→ **Passage shown**
Graduate Students Seek Solutions to Complex Challenges Through Novel Research

What if you could predict when a civil war would break out in a country? Or, what if there was a way to reverse the nerve damage associated with traumatic brain injury? Two graduate students at Penn State are doing extraordinary research to solve these problems that impact our global society. 

For John Beieler, a doctoral student in political science, his career has advanced exactly as he envisioned four years ago when he first came to Penn State to study political science with a focus on political methodology. A recipient of a National Science Foundation Integrative Graduate Education & Research Training Fellowship, Beieler joined the Human Language Technology Center of Excellence at Johns Hopkins University this past March as he neared completion of his doctor of philosophy degree requirements.

Beieler’s work as a research scientist focuses on collection and analysis of large amounts of social and public media-derived data to explain and forecast political conflict. He describes his efforts as “generating data that other researchers can use to answer questions that are relevant to them.”

“The data sets that we make are continually updated daily with a global coverage,” Beieler explained. “So, you are able to dive into the data sets that we make and say, for example, ‘What happened in Syria yesterday,’ and there is some data on that.

→ **Exercise input**
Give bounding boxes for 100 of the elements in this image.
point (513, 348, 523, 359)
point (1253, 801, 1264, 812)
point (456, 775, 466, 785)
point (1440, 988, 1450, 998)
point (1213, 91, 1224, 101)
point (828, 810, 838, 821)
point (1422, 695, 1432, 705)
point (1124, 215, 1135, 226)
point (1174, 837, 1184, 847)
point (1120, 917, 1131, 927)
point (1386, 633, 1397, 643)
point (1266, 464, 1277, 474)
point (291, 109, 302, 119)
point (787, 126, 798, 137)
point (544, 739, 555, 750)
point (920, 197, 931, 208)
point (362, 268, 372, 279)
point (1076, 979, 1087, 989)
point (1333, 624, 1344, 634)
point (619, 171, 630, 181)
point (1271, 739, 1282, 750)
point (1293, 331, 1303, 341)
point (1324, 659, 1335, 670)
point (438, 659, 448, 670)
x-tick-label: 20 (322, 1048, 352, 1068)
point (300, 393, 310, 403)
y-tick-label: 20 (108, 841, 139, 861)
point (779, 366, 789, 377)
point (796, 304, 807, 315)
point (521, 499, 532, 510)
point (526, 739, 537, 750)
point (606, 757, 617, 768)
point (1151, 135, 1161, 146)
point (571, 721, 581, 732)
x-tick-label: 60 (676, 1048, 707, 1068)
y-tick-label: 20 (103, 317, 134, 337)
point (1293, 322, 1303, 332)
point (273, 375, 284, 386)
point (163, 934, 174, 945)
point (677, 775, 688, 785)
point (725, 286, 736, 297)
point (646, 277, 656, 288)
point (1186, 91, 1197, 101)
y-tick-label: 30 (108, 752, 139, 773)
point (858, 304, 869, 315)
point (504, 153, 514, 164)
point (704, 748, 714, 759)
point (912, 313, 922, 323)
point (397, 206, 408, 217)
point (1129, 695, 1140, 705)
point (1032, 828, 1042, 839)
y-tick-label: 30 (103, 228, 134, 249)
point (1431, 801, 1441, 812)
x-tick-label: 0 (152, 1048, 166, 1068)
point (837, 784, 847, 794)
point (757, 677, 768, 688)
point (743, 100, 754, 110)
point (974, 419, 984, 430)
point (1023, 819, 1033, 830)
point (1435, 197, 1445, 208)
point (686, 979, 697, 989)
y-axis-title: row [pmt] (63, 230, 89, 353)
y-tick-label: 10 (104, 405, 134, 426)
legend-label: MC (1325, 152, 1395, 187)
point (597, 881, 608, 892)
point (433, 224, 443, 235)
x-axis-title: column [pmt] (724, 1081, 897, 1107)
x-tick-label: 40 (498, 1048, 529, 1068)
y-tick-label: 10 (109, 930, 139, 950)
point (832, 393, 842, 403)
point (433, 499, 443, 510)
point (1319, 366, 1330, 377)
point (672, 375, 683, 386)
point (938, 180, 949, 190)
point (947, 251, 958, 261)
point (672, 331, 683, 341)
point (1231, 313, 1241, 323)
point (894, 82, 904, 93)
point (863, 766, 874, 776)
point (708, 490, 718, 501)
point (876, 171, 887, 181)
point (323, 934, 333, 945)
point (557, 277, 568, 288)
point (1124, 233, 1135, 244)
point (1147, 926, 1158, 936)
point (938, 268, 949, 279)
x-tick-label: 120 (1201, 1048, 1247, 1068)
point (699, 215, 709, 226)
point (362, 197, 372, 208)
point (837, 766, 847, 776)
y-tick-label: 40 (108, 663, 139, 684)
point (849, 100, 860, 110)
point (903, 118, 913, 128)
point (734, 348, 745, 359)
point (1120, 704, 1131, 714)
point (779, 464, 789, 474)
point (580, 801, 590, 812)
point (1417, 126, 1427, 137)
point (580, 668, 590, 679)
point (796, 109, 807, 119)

→ **What to work on**
**A.** Using the article on graduate research, answer these:
(i) At which university is John Beieler a doctoral student in political science?
(ii) What organization did Beieler join this past March?
(iii) How often are the data sets that Beieler's team makes updated?
**B.** Can you copy out the entries, starting with the first line and going on through the line with "point (1032, 828, 1042, 839)"?

→ **Responses**
**A.**
(i) Penn State
(ii) The Human Language Technology Center of Excellence at Johns Hopkins University
(iii) Continually, on a daily basis, with global coverage

**B.**
Give bounding boxes for 100 of the elements in this image.
point (513, 348, 523, 359)
point (1253, 801, 1264, 812)
point (456, 775, 466, 785)
point (1440, 988, 1450, 998)
point (1213, 91, 1224, 101)
point (828, 810, 838, 821)
point (1422, 695, 1432, 705)
point (1124, 215, 1135, 226)
point (1174, 837, 1184, 847)
point (1120, 917, 1131, 927)
point (1386, 633, 1397, 643)
point (1266, 464, 1277, 474)
point (291, 109, 302, 119)
point (787, 126, 798, 137)
point (544, 739, 555, 750)
point (920, 197, 931, 208)
point (362, 268, 372, 279)
point (1076, 979, 1087, 989)
point (1333, 624, 1344, 634)
point (619, 171, 630, 181)
point (1271, 739, 1282, 750)
point (1293, 331, 1303, 341)
point (1324, 659, 1335, 670)
point (438, 659, 448, 670)
x-tick-label: 20 (322, 1048, 352, 1068)
point (300, 393, 310, 403)
y-tick-label: 20 (108, 841, 139, 861)
point (779, 366, 789, 377)
point (796, 304, 807, 315)
point (521, 499, 532, 510)
point (526, 739, 537, 750)
point (606, 757, 617, 768)
point (1151, 135, 1161, 146)
point (571, 721, 581, 732)
x-tick-label: 60 (676, 1048, 707, 1068)
y-tick-label: 20 (103, 317, 134, 337)
point (1293, 322, 1303, 332)
point (273, 375, 284, 386)
point (163, 934, 174, 945)
point (677, 775, 688, 785)
point (725, 286, 736, 297)
point (646, 277, 656, 288)
point (1186, 91, 1197, 101)
y-tick-label: 30 (108, 752, 139, 773)
point (858, 304, 869, 315)
point (504, 153, 514, 164)
point (704, 748, 714, 759)
point (912, 313, 922, 323)
point (397, 206, 408, 217)
point (1129, 695, 1140, 705)
point (1032, 828, 1042, 839)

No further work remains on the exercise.